* **Work to be completed**: Make an exact copy of the data below, leaving out every picture.
--------
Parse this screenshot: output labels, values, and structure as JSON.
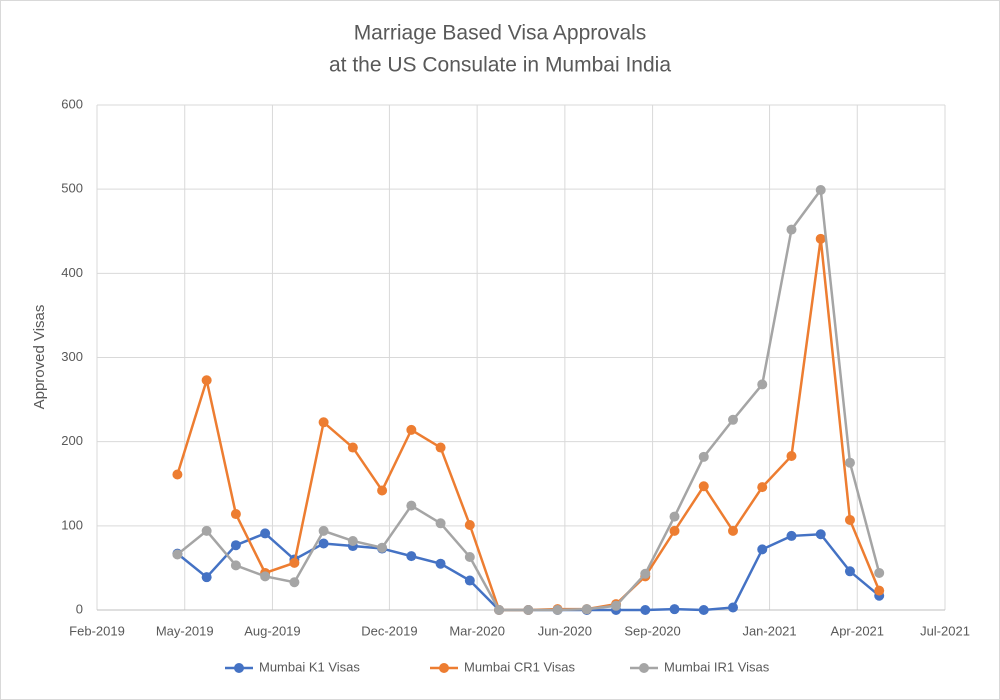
{
  "chart_data": {
    "type": "line",
    "title": [
      "Marriage Based Visa Approvals",
      "at the US Consulate in Mumbai India"
    ],
    "y_label": "Approved Visas",
    "x": [
      "2019-04",
      "2019-05",
      "2019-06",
      "2019-07",
      "2019-08",
      "2019-09",
      "2019-10",
      "2019-11",
      "2019-12",
      "2020-01",
      "2020-02",
      "2020-03",
      "2020-04",
      "2020-05",
      "2020-06",
      "2020-07",
      "2020-08",
      "2020-09",
      "2020-10",
      "2020-11",
      "2020-12",
      "2021-01",
      "2021-02",
      "2021-03",
      "2021-04"
    ],
    "series": [
      {
        "name": "Mumbai K1 Visas",
        "color": "#4472c4",
        "values": [
          67,
          39,
          77,
          91,
          60,
          79,
          76,
          73,
          64,
          55,
          35,
          0,
          0,
          0,
          0,
          0,
          0,
          1,
          0,
          3,
          72,
          88,
          90,
          46,
          17
        ]
      },
      {
        "name": "Mumbai CR1 Visas",
        "color": "#ed7d31",
        "values": [
          161,
          273,
          114,
          44,
          56,
          223,
          193,
          142,
          214,
          193,
          101,
          0,
          0,
          1,
          1,
          7,
          40,
          94,
          147,
          94,
          146,
          183,
          441,
          107,
          23
        ]
      },
      {
        "name": "Mumbai IR1 Visas",
        "color": "#a5a5a5",
        "values": [
          66,
          94,
          53,
          40,
          33,
          94,
          82,
          74,
          124,
          103,
          63,
          0,
          0,
          0,
          1,
          5,
          43,
          111,
          182,
          226,
          268,
          452,
          499,
          175,
          44
        ]
      }
    ],
    "xlim": [
      "2019-02",
      "2021-07"
    ],
    "xticks": [
      {
        "value": "2019-02",
        "label": "Feb-2019"
      },
      {
        "value": "2019-05",
        "label": "May-2019"
      },
      {
        "value": "2019-08",
        "label": "Aug-2019"
      },
      {
        "value": "2019-12",
        "label": "Dec-2019"
      },
      {
        "value": "2020-03",
        "label": "Mar-2020"
      },
      {
        "value": "2020-06",
        "label": "Jun-2020"
      },
      {
        "value": "2020-09",
        "label": "Sep-2020"
      },
      {
        "value": "2021-01",
        "label": "Jan-2021"
      },
      {
        "value": "2021-04",
        "label": "Apr-2021"
      },
      {
        "value": "2021-07",
        "label": "Jul-2021"
      }
    ],
    "ylim": [
      0,
      600
    ],
    "yticks": [
      0,
      100,
      200,
      300,
      400,
      500,
      600
    ],
    "grid": true,
    "legend": "bottom"
  }
}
--------
* **Solved problem**:
Parse this screenshot: output labels, values, and structure as JSON.
{
  "chart_data": {
    "type": "line",
    "title": [
      "Marriage Based Visa Approvals",
      "at the US Consulate in Mumbai India"
    ],
    "y_label": "Approved Visas",
    "x": [
      "2019-04",
      "2019-05",
      "2019-06",
      "2019-07",
      "2019-08",
      "2019-09",
      "2019-10",
      "2019-11",
      "2019-12",
      "2020-01",
      "2020-02",
      "2020-03",
      "2020-04",
      "2020-05",
      "2020-06",
      "2020-07",
      "2020-08",
      "2020-09",
      "2020-10",
      "2020-11",
      "2020-12",
      "2021-01",
      "2021-02",
      "2021-03",
      "2021-04"
    ],
    "series": [
      {
        "name": "Mumbai K1 Visas",
        "color": "#4472c4",
        "values": [
          67,
          39,
          77,
          91,
          60,
          79,
          76,
          73,
          64,
          55,
          35,
          0,
          0,
          0,
          0,
          0,
          0,
          1,
          0,
          3,
          72,
          88,
          90,
          46,
          17
        ]
      },
      {
        "name": "Mumbai CR1 Visas",
        "color": "#ed7d31",
        "values": [
          161,
          273,
          114,
          44,
          56,
          223,
          193,
          142,
          214,
          193,
          101,
          0,
          0,
          1,
          1,
          7,
          40,
          94,
          147,
          94,
          146,
          183,
          441,
          107,
          23
        ]
      },
      {
        "name": "Mumbai IR1 Visas",
        "color": "#a5a5a5",
        "values": [
          66,
          94,
          53,
          40,
          33,
          94,
          82,
          74,
          124,
          103,
          63,
          0,
          0,
          0,
          1,
          5,
          43,
          111,
          182,
          226,
          268,
          452,
          499,
          175,
          44
        ]
      }
    ],
    "xlim": [
      "2019-02",
      "2021-07"
    ],
    "xticks": [
      {
        "value": "2019-02",
        "label": "Feb-2019"
      },
      {
        "value": "2019-05",
        "label": "May-2019"
      },
      {
        "value": "2019-08",
        "label": "Aug-2019"
      },
      {
        "value": "2019-12",
        "label": "Dec-2019"
      },
      {
        "value": "2020-03",
        "label": "Mar-2020"
      },
      {
        "value": "2020-06",
        "label": "Jun-2020"
      },
      {
        "value": "2020-09",
        "label": "Sep-2020"
      },
      {
        "value": "2021-01",
        "label": "Jan-2021"
      },
      {
        "value": "2021-04",
        "label": "Apr-2021"
      },
      {
        "value": "2021-07",
        "label": "Jul-2021"
      }
    ],
    "ylim": [
      0,
      600
    ],
    "yticks": [
      0,
      100,
      200,
      300,
      400,
      500,
      600
    ],
    "grid": true,
    "legend": "bottom"
  }
}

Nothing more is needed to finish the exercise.